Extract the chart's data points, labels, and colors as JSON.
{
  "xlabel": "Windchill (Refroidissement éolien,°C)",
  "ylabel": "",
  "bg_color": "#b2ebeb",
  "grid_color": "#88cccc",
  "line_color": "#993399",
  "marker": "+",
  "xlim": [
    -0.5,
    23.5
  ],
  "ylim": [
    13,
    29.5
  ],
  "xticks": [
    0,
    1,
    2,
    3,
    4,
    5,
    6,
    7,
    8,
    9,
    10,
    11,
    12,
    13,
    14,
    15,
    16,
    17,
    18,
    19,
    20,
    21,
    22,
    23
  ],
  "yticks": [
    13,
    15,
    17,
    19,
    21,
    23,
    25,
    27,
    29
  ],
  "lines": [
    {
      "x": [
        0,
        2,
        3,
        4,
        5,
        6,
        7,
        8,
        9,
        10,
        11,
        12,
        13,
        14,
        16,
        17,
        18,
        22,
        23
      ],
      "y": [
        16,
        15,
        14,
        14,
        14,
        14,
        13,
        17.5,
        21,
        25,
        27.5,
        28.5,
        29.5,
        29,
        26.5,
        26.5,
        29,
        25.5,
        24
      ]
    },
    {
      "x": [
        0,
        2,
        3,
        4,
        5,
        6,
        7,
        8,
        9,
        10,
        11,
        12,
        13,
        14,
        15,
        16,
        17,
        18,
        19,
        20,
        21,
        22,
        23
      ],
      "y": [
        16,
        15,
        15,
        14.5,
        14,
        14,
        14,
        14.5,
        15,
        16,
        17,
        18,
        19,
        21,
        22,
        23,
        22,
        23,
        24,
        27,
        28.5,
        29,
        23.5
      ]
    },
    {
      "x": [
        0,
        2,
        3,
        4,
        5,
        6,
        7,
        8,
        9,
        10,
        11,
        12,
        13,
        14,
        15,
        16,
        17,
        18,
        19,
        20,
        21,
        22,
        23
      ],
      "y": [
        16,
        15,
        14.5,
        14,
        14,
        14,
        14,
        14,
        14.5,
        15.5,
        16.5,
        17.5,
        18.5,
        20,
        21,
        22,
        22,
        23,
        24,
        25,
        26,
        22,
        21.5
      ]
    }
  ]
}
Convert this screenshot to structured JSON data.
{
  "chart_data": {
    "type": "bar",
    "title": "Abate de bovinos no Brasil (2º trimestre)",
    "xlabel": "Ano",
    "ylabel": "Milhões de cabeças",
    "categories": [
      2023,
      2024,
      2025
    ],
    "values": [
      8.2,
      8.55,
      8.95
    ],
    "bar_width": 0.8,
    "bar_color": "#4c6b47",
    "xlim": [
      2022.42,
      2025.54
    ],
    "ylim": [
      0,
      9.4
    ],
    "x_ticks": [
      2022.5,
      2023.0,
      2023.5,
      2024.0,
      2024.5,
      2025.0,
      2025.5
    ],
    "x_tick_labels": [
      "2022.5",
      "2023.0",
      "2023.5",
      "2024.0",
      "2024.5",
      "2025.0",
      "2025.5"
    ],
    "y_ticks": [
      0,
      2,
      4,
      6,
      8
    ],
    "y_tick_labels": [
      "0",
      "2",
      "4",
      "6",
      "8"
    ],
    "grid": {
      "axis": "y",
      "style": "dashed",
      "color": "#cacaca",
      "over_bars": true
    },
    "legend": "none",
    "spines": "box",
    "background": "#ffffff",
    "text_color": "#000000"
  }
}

**What to work on**
Output all of the material, please, exactly as it stands.

**Output for this exercise**
Extract the chart's data points, labels, and colors as JSON.
{
  "xlabel": "Windchill (Refroidissement éolien,°C)",
  "ylabel": "",
  "bg_color": "#b2ebeb",
  "grid_color": "#88cccc",
  "line_color": "#993399",
  "marker": "+",
  "xlim": [
    -0.5,
    23.5
  ],
  "ylim": [
    13,
    29.5
  ],
  "xticks": [
    0,
    1,
    2,
    3,
    4,
    5,
    6,
    7,
    8,
    9,
    10,
    11,
    12,
    13,
    14,
    15,
    16,
    17,
    18,
    19,
    20,
    21,
    22,
    23
  ],
  "yticks": [
    13,
    15,
    17,
    19,
    21,
    23,
    25,
    27,
    29
  ],
  "lines": [
    {
      "x": [
        0,
        2,
        3,
        4,
        5,
        6,
        7,
        8,
        9,
        10,
        11,
        12,
        13,
        14,
        16,
        17,
        18,
        22,
        23
      ],
      "y": [
        16,
        15,
        14,
        14,
        14,
        14,
        13,
        17.5,
        21,
        25,
        27.5,
        28.5,
        29.5,
        29,
        26.5,
        26.5,
        29,
        25.5,
        24
      ]
    },
    {
      "x": [
        0,
        2,
        3,
        4,
        5,
        6,
        7,
        8,
        9,
        10,
        11,
        12,
        13,
        14,
        15,
        16,
        17,
        18,
        19,
        20,
        21,
        22,
        23
      ],
      "y": [
        16,
        15,
        15,
        14.5,
        14,
        14,
        14,
        14.5,
        15,
        16,
        17,
        18,
        19,
        21,
        22,
        23,
        22,
        23,
        24,
        27,
        28.5,
        29,
        23.5
      ]
    },
    {
      "x": [
        0,
        2,
        3,
        4,
        5,
        6,
        7,
        8,
        9,
        10,
        11,
        12,
        13,
        14,
        15,
        16,
        17,
        18,
        19,
        20,
        21,
        22,
        23
      ],
      "y": [
        16,
        15,
        14.5,
        14,
        14,
        14,
        14,
        14,
        14.5,
        15.5,
        16.5,
        17.5,
        18.5,
        20,
        21,
        22,
        22,
        23,
        24,
        25,
        26,
        22,
        21.5
      ]
    }
  ]
}
Convert this screenshot to structured JSON data.
{
  "chart_data": {
    "type": "bar",
    "title": "Abate de bovinos no Brasil (2º trimestre)",
    "xlabel": "Ano",
    "ylabel": "Milhões de cabeças",
    "categories": [
      2023,
      2024,
      2025
    ],
    "values": [
      8.2,
      8.55,
      8.95
    ],
    "bar_width": 0.8,
    "bar_color": "#4c6b47",
    "xlim": [
      2022.42,
      2025.54
    ],
    "ylim": [
      0,
      9.4
    ],
    "x_ticks": [
      2022.5,
      2023.0,
      2023.5,
      2024.0,
      2024.5,
      2025.0,
      2025.5
    ],
    "x_tick_labels": [
      "2022.5",
      "2023.0",
      "2023.5",
      "2024.0",
      "2024.5",
      "2025.0",
      "2025.5"
    ],
    "y_ticks": [
      0,
      2,
      4,
      6,
      8
    ],
    "y_tick_labels": [
      "0",
      "2",
      "4",
      "6",
      "8"
    ],
    "grid": {
      "axis": "y",
      "style": "dashed",
      "color": "#cacaca",
      "over_bars": true
    },
    "legend": "none",
    "spines": "box",
    "background": "#ffffff",
    "text_color": "#000000"
  }
}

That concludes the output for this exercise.